*REQUEST:* Scan the records for the string "powierzchniowych"; copy each line where it occurs.

::: EXTRACTED INFORMATION :::

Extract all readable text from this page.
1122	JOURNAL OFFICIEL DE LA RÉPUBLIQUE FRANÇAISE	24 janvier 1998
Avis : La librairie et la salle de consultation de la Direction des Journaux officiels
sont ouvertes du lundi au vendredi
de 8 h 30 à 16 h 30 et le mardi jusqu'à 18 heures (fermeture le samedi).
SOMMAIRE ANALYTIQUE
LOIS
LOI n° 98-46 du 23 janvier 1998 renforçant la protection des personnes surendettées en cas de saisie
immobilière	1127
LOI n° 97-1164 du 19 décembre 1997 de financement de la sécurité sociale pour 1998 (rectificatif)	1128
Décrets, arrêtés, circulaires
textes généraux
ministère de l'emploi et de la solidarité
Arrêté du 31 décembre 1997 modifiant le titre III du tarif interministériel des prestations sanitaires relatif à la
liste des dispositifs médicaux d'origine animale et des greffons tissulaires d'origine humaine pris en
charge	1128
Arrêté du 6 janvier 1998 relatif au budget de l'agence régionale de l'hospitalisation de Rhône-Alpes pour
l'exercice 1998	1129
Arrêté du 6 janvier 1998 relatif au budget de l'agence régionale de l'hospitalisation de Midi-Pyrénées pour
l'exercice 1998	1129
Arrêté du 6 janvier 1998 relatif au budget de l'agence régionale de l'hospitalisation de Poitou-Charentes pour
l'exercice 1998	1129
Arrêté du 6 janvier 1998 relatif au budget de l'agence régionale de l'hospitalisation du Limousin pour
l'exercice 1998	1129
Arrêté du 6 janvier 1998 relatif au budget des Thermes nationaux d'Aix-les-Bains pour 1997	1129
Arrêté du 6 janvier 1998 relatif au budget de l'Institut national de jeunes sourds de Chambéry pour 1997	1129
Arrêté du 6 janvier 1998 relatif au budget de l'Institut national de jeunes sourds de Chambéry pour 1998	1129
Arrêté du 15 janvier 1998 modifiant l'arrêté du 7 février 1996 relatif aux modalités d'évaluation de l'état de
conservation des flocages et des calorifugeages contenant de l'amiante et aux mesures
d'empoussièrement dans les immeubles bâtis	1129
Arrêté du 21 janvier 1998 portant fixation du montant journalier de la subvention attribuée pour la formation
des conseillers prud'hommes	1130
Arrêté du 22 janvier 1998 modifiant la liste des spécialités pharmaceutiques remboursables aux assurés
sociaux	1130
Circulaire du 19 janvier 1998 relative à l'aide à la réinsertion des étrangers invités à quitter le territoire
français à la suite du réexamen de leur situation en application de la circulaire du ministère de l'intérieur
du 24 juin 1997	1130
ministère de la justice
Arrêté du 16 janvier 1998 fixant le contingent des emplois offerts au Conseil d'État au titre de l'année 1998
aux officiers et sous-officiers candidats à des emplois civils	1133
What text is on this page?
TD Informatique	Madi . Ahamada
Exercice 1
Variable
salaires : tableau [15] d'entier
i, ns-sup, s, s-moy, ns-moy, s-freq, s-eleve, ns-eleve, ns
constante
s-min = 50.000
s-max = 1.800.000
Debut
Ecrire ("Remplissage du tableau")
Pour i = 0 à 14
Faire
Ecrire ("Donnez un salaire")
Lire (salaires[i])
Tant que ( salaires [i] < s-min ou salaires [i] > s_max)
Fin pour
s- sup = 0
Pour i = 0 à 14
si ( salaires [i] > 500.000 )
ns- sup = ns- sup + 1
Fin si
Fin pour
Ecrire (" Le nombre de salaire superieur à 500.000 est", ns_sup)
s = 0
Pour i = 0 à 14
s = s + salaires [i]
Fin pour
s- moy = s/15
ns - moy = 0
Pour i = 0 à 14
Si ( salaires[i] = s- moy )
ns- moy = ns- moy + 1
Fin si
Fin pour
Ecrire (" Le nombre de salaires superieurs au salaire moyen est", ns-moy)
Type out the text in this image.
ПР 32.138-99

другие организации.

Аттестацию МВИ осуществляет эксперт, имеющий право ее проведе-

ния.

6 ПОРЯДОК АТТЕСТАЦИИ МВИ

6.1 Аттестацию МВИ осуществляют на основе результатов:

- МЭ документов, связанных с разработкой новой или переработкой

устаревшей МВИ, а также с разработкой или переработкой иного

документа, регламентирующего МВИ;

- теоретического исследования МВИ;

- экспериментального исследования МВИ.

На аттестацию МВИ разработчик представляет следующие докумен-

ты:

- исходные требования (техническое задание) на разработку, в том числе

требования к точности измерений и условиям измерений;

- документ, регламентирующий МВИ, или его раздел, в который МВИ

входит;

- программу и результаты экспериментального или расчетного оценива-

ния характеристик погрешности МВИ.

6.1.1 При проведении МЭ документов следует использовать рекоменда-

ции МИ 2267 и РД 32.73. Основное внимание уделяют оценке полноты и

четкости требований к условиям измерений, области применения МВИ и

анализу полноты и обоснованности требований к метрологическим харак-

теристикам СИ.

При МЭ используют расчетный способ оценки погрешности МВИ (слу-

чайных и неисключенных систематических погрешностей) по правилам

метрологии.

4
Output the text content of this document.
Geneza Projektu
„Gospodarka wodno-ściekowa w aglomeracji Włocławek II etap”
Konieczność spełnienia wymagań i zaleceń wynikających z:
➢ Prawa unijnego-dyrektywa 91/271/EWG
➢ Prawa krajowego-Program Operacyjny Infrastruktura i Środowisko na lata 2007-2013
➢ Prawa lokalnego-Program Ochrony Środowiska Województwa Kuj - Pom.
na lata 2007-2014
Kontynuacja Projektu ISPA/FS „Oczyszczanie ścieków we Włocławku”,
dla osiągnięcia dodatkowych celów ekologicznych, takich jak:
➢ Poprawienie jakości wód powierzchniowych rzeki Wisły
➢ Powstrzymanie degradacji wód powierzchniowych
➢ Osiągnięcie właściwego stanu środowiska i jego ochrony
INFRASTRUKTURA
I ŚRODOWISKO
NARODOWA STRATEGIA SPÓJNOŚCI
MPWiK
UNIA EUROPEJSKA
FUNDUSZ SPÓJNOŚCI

:::

*COMPLETE OUTPUT:*
➢ Poprawienie jakości wód powierzchniowych rzeki Wisły
➢ Powstrzymanie degradacji wód powierzchniowych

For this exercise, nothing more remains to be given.